Pull every line holding the string "thumbs" from the records below.
--- START Task material ---
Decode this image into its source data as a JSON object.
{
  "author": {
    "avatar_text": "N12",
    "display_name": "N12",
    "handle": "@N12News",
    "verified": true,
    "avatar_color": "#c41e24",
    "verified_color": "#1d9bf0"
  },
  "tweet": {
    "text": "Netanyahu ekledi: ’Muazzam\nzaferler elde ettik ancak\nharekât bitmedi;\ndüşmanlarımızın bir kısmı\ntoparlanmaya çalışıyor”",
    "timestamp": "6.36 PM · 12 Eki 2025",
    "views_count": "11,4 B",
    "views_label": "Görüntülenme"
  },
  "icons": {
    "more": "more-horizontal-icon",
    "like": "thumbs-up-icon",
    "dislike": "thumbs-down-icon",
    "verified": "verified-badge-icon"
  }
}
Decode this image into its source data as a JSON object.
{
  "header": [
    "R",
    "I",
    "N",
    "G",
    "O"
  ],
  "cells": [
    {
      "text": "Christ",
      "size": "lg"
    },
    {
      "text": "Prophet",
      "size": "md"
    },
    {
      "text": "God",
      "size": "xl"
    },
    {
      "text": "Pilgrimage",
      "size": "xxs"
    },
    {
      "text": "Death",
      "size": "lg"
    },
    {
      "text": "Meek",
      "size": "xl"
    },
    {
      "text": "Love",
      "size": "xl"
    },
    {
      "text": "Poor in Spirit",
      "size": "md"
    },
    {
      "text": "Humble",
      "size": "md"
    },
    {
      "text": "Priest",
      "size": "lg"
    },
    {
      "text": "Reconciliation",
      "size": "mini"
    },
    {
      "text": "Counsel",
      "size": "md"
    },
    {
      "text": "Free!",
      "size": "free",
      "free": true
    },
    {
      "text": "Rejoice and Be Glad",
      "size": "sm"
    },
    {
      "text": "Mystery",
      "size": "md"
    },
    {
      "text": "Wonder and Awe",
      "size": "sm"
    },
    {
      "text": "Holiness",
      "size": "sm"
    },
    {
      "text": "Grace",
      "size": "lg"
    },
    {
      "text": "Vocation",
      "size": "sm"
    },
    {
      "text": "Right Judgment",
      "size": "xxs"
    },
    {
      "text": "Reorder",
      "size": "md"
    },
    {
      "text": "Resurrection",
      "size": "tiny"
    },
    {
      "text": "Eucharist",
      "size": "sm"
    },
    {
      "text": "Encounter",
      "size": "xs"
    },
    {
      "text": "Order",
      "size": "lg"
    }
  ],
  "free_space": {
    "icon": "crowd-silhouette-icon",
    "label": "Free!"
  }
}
--- END Task material ---
* **Exercise result**:
    "like": "thumbs-up-icon",
    "dislike": "thumbs-down-icon",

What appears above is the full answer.